━━ Provided material ━━
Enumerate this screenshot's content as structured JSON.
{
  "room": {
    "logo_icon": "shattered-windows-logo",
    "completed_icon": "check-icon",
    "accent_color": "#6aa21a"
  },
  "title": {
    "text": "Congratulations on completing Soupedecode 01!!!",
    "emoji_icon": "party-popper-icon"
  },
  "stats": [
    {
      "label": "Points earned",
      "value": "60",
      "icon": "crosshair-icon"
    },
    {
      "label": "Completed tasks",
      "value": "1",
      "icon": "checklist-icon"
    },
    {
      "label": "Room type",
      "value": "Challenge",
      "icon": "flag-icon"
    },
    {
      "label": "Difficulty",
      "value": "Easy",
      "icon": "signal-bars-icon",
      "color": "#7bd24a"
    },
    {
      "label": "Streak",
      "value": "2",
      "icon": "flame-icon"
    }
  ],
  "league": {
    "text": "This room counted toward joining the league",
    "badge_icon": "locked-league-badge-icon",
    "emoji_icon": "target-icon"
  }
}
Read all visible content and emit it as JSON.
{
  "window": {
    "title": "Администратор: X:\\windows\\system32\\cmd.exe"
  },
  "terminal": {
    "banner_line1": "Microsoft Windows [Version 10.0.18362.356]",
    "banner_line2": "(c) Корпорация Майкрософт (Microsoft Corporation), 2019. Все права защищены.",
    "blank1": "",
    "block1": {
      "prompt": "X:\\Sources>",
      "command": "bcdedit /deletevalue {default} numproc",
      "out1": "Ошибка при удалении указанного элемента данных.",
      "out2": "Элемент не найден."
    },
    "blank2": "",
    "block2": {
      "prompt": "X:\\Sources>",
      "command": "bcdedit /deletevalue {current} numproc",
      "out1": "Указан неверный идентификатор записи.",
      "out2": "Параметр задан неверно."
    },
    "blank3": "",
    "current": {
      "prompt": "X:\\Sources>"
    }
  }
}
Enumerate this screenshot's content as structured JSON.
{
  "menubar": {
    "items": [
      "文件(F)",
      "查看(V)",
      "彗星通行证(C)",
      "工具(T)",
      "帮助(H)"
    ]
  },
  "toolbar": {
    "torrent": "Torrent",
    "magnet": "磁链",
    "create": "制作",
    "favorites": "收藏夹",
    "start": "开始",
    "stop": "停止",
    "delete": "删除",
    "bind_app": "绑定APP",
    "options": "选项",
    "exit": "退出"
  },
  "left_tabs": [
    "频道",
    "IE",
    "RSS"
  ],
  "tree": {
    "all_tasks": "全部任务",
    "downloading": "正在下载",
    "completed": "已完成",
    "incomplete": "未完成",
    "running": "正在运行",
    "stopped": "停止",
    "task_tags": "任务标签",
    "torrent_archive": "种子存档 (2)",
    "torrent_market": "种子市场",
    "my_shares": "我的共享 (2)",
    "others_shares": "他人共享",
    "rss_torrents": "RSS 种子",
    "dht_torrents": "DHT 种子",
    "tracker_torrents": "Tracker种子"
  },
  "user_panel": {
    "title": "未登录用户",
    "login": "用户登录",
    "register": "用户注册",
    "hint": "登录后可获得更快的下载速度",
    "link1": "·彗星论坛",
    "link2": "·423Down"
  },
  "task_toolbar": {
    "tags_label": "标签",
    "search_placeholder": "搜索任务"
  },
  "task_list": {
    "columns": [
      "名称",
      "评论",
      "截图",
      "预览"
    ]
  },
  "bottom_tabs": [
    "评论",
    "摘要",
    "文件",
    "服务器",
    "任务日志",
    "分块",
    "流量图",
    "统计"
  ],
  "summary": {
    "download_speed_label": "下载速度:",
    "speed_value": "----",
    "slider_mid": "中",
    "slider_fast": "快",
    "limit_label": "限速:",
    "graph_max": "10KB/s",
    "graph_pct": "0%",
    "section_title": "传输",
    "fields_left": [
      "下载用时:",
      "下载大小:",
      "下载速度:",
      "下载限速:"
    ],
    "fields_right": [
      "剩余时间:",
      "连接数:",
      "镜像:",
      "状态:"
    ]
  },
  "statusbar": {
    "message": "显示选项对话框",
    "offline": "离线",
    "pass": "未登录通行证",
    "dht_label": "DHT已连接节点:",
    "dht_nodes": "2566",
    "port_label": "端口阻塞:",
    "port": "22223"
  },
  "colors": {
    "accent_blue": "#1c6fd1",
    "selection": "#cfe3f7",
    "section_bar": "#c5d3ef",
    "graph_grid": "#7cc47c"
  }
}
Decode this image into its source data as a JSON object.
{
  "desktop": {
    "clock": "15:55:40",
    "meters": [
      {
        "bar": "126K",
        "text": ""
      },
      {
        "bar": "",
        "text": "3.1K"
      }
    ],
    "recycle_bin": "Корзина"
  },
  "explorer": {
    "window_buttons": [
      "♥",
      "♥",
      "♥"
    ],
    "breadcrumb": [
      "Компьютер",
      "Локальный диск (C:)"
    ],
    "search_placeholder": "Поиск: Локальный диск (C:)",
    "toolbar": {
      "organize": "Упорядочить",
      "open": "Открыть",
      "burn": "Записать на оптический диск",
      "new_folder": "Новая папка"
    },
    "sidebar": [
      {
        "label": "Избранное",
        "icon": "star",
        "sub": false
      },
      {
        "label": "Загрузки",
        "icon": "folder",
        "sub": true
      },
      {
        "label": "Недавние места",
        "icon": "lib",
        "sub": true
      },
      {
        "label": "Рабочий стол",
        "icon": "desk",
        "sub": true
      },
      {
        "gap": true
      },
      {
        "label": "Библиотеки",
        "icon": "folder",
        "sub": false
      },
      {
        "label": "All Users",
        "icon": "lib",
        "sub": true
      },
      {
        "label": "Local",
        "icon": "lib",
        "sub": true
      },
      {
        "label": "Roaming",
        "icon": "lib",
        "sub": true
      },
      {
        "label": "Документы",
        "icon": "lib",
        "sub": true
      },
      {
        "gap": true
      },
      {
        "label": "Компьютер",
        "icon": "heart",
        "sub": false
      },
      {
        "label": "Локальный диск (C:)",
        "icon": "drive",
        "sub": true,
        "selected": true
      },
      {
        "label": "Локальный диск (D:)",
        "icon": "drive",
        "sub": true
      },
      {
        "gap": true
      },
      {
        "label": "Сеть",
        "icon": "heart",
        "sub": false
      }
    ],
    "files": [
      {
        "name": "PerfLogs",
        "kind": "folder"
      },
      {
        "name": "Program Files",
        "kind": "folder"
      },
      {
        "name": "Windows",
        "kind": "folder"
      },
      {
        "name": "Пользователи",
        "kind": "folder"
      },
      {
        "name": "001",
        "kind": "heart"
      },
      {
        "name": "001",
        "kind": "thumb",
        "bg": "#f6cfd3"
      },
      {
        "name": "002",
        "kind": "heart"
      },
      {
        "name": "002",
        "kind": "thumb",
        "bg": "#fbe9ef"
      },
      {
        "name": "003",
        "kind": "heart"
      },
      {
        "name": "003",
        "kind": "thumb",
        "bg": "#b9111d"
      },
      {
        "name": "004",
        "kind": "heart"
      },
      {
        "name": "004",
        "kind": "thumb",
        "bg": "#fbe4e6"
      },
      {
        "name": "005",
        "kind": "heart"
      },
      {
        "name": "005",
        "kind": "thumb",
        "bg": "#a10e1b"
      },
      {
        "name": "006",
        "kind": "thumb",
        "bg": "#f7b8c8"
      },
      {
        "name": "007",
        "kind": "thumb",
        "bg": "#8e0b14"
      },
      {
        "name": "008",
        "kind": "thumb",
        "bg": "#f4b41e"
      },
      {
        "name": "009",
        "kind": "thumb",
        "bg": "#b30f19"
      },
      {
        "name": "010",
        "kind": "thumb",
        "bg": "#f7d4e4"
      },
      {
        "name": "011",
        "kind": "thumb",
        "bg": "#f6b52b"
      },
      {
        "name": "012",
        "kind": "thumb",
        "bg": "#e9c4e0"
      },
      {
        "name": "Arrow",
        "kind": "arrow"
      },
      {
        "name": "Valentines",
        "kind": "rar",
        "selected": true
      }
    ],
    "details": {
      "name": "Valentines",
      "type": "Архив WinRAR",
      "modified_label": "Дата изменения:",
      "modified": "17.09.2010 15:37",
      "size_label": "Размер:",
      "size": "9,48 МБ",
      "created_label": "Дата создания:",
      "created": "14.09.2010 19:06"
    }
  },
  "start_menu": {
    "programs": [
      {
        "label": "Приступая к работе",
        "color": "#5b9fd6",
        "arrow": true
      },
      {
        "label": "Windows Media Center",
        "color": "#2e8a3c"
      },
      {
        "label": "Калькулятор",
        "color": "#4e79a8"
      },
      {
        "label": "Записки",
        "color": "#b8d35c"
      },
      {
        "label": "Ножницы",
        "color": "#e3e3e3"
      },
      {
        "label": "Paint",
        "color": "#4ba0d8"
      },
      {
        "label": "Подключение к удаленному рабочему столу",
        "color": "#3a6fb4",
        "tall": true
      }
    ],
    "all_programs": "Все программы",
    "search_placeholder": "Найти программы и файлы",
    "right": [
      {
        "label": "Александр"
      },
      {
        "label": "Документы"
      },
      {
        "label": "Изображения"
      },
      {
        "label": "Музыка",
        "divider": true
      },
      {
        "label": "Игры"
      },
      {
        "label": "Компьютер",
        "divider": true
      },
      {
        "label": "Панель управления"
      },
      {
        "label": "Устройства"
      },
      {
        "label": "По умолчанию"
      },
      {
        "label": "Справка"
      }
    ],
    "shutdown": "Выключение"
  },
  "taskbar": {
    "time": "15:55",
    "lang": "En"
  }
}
━━━
_Aim:_
For the data above, state how many lines contain "Дата"; the number is the whole answer.

_Exercise answer:_
2